What to do. Gather all lines in the entries that include the word "mask".

Dataset records.
+ + + +

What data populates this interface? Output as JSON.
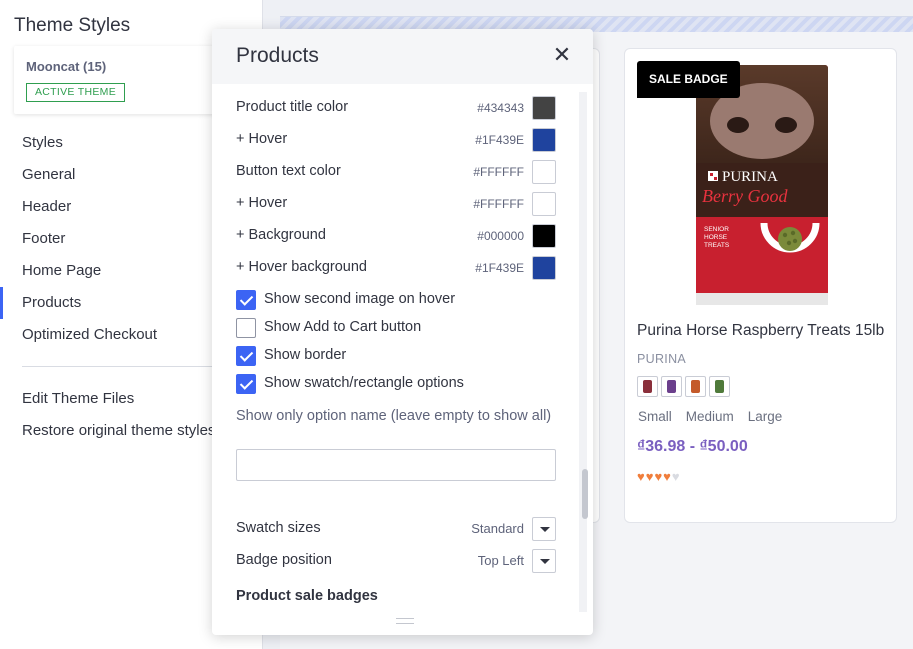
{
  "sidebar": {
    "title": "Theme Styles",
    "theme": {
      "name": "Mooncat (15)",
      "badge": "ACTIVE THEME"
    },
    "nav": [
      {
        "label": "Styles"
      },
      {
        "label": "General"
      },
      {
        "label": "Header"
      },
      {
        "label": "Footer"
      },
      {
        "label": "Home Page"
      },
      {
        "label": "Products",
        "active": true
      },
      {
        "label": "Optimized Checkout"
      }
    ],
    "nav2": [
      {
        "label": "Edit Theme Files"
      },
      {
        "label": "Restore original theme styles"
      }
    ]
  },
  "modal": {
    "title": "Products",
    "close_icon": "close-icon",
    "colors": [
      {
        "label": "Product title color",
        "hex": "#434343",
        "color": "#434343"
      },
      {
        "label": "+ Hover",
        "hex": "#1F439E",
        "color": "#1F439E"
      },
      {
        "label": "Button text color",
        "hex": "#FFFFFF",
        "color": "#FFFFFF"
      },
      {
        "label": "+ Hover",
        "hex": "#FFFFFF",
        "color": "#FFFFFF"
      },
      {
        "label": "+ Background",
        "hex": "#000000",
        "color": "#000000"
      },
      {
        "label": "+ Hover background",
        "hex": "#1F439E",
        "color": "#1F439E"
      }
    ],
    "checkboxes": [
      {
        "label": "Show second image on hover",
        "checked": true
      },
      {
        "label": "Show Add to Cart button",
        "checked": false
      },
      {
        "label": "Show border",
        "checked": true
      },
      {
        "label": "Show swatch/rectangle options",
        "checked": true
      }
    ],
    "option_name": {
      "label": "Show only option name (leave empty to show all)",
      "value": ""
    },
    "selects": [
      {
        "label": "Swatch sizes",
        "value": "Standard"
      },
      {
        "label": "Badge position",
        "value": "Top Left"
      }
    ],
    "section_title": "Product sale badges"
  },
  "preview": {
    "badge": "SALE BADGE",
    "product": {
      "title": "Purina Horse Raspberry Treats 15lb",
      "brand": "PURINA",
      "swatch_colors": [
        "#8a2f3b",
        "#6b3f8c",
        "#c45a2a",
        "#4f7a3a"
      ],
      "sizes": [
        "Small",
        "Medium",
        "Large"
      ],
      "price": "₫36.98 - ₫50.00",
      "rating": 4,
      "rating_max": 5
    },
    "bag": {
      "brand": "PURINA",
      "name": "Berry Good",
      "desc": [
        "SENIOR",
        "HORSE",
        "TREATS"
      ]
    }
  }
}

+ + + +

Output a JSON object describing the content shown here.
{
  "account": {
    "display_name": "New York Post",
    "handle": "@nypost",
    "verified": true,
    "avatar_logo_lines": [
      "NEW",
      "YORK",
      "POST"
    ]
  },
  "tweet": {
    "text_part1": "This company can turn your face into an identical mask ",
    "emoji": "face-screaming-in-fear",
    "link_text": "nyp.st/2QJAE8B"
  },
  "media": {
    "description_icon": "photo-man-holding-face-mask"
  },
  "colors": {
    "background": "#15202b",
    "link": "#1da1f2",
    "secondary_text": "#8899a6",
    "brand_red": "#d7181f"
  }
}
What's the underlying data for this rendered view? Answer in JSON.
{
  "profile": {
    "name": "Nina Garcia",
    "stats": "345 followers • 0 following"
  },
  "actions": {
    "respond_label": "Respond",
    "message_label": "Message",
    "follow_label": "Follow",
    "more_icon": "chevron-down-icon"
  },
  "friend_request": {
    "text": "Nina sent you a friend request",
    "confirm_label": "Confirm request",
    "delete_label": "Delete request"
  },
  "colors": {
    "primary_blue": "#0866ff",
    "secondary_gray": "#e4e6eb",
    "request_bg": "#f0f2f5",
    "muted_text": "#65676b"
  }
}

+ + + +

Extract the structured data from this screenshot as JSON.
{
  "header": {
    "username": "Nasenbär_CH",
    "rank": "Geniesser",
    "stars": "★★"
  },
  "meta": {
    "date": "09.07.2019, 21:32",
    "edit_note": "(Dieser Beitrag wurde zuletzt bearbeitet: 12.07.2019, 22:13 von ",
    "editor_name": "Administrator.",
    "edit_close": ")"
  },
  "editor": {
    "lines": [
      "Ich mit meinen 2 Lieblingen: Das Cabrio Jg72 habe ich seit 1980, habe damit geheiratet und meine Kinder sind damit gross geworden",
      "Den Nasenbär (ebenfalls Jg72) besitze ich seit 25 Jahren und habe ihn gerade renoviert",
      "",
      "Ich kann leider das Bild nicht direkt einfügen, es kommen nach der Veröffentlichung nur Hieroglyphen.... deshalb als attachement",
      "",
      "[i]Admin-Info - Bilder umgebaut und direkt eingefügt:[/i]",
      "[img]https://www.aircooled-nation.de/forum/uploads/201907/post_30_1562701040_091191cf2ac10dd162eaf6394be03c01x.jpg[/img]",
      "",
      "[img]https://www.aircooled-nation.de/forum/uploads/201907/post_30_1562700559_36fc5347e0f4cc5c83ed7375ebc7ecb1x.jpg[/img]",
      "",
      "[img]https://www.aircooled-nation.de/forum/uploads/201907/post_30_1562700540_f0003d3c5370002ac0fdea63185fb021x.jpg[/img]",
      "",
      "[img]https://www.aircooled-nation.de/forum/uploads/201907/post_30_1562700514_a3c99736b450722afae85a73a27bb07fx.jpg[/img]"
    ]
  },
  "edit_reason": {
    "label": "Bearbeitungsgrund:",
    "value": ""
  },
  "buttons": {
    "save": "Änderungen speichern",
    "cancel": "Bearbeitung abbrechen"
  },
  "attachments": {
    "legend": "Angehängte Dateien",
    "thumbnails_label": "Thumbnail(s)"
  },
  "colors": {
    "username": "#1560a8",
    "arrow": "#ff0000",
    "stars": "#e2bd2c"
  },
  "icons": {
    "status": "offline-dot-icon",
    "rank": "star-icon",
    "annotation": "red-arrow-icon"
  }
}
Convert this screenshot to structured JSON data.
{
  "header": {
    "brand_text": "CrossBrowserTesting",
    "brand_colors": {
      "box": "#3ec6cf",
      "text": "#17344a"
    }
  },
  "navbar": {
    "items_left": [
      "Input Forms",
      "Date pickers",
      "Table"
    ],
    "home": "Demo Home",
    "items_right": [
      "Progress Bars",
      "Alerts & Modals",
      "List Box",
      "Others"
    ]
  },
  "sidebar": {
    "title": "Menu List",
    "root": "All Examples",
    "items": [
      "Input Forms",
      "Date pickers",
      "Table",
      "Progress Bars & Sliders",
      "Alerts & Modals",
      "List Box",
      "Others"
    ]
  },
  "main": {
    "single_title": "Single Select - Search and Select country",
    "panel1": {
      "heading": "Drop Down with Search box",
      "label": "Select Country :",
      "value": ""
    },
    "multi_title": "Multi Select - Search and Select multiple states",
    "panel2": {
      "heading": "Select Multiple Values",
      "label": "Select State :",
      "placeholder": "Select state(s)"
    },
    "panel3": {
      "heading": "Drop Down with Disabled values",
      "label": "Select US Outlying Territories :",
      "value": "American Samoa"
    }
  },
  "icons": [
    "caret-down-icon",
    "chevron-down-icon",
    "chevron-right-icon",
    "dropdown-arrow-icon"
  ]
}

+ + + +

Written solution.
    "text_part1": "This company can turn your face into an identical mask ",
    "description_icon": "photo-man-holding-face-mask"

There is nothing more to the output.